Goal. Search the data for the word "from" and copy every line where it occurs.
***** Material for this exercise *****
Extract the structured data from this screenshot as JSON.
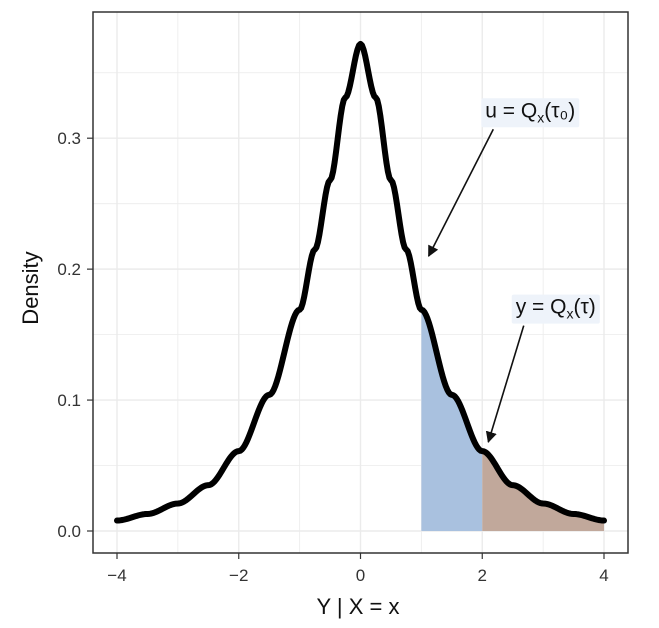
{
  "chart_data": {
    "type": "line",
    "title": "",
    "xlabel": "Y | X = x",
    "ylabel": "Density",
    "xlim": [
      -4,
      4
    ],
    "ylim": [
      0,
      0.375
    ],
    "x_ticks": [
      -4,
      -2,
      0,
      2,
      4
    ],
    "x_tick_labels": [
      "−4",
      "−2",
      "0",
      "2",
      "4"
    ],
    "y_ticks": [
      0.0,
      0.1,
      0.2,
      0.3
    ],
    "y_tick_labels": [
      "0.0",
      "0.1",
      "0.2",
      "0.3"
    ],
    "grid": true,
    "density": {
      "x": [
        -4,
        -3.5,
        -3,
        -2.5,
        -2,
        -1.5,
        -1,
        -0.75,
        -0.5,
        -0.25,
        0,
        0.25,
        0.5,
        0.75,
        1,
        1.5,
        2,
        2.5,
        3,
        3.5,
        4
      ],
      "y": [
        0.008,
        0.013,
        0.021,
        0.035,
        0.061,
        0.104,
        0.169,
        0.215,
        0.268,
        0.331,
        0.372,
        0.331,
        0.268,
        0.215,
        0.169,
        0.104,
        0.061,
        0.035,
        0.021,
        0.013,
        0.008
      ]
    },
    "shaded_regions": [
      {
        "from": 1,
        "to": 2,
        "color": "#a9c1df"
      },
      {
        "from": 2,
        "to": 4,
        "color": "#c1a89b"
      }
    ],
    "annotations": [
      {
        "label": "u = Q",
        "subscript": "x",
        "suffix": "(τ₀)",
        "text_x": 2.05,
        "text_y": 0.316,
        "point_x": 1.12,
        "point_y": 0.21
      },
      {
        "label": "y = Q",
        "subscript": "x",
        "suffix": "(τ)",
        "text_x": 2.55,
        "text_y": 0.166,
        "point_x": 2.1,
        "point_y": 0.068
      }
    ],
    "colors": {
      "curve": "#000000",
      "grid": "#ebebeb",
      "border": "#333333",
      "label_bg": "#eef3fa"
    }
  }
}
*****
Expected output.
Extract the structured data from this screenshot as JSON.
        "from": 1,
        "from": 2,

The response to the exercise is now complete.